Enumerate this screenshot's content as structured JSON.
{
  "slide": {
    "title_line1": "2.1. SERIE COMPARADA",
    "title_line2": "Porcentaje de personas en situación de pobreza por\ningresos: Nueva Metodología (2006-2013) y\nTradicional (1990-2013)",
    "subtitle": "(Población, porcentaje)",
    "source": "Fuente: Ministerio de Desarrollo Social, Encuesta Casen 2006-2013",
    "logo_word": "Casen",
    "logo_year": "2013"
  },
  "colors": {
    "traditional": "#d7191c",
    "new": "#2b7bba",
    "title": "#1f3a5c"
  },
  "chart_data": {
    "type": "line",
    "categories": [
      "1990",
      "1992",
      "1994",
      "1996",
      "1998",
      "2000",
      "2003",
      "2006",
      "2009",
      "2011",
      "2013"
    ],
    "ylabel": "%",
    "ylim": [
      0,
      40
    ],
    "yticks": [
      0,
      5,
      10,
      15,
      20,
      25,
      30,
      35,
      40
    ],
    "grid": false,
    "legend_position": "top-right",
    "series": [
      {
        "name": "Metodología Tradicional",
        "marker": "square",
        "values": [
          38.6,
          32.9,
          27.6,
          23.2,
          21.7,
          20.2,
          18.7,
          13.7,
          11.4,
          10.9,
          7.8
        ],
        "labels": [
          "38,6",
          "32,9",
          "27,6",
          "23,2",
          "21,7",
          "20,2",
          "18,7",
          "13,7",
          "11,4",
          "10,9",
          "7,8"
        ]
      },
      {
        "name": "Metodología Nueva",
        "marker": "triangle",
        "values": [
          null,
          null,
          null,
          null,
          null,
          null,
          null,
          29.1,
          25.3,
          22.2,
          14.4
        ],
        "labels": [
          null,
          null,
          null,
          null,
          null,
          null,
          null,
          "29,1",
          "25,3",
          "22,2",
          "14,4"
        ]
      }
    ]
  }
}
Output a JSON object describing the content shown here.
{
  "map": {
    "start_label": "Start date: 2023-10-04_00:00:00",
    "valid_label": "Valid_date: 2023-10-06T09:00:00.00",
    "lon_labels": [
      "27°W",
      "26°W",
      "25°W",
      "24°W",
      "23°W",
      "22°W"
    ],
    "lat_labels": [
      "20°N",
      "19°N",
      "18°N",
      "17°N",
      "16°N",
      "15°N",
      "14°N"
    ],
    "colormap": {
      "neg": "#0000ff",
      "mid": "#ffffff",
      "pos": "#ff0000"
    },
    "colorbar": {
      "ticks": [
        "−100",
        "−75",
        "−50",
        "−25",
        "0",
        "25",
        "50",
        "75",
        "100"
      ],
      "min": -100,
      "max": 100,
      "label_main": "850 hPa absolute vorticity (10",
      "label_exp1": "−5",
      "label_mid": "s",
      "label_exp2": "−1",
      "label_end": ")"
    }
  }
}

**Your instructions**: Output the records exactly, including every line.

**Full solution**:
Enumerate this screenshot's content as structured JSON.
{
  "slide": {
    "title_line1": "2.1. SERIE COMPARADA",
    "title_line2": "Porcentaje de personas en situación de pobreza por\ningresos: Nueva Metodología (2006-2013) y\nTradicional (1990-2013)",
    "subtitle": "(Población, porcentaje)",
    "source": "Fuente: Ministerio de Desarrollo Social, Encuesta Casen 2006-2013",
    "logo_word": "Casen",
    "logo_year": "2013"
  },
  "colors": {
    "traditional": "#d7191c",
    "new": "#2b7bba",
    "title": "#1f3a5c"
  },
  "chart_data": {
    "type": "line",
    "categories": [
      "1990",
      "1992",
      "1994",
      "1996",
      "1998",
      "2000",
      "2003",
      "2006",
      "2009",
      "2011",
      "2013"
    ],
    "ylabel": "%",
    "ylim": [
      0,
      40
    ],
    "yticks": [
      0,
      5,
      10,
      15,
      20,
      25,
      30,
      35,
      40
    ],
    "grid": false,
    "legend_position": "top-right",
    "series": [
      {
        "name": "Metodología Tradicional",
        "marker": "square",
        "values": [
          38.6,
          32.9,
          27.6,
          23.2,
          21.7,
          20.2,
          18.7,
          13.7,
          11.4,
          10.9,
          7.8
        ],
        "labels": [
          "38,6",
          "32,9",
          "27,6",
          "23,2",
          "21,7",
          "20,2",
          "18,7",
          "13,7",
          "11,4",
          "10,9",
          "7,8"
        ]
      },
      {
        "name": "Metodología Nueva",
        "marker": "triangle",
        "values": [
          null,
          null,
          null,
          null,
          null,
          null,
          null,
          29.1,
          25.3,
          22.2,
          14.4
        ],
        "labels": [
          null,
          null,
          null,
          null,
          null,
          null,
          null,
          "29,1",
          "25,3",
          "22,2",
          "14,4"
        ]
      }
    ]
  }
}
Output a JSON object describing the content shown here.
{
  "map": {
    "start_label": "Start date: 2023-10-04_00:00:00",
    "valid_label": "Valid_date: 2023-10-06T09:00:00.00",
    "lon_labels": [
      "27°W",
      "26°W",
      "25°W",
      "24°W",
      "23°W",
      "22°W"
    ],
    "lat_labels": [
      "20°N",
      "19°N",
      "18°N",
      "17°N",
      "16°N",
      "15°N",
      "14°N"
    ],
    "colormap": {
      "neg": "#0000ff",
      "mid": "#ffffff",
      "pos": "#ff0000"
    },
    "colorbar": {
      "ticks": [
        "−100",
        "−75",
        "−50",
        "−25",
        "0",
        "25",
        "50",
        "75",
        "100"
      ],
      "min": -100,
      "max": 100,
      "label_main": "850 hPa absolute vorticity (10",
      "label_exp1": "−5",
      "label_mid": "s",
      "label_exp2": "−1",
      "label_end": ")"
    }
  }
}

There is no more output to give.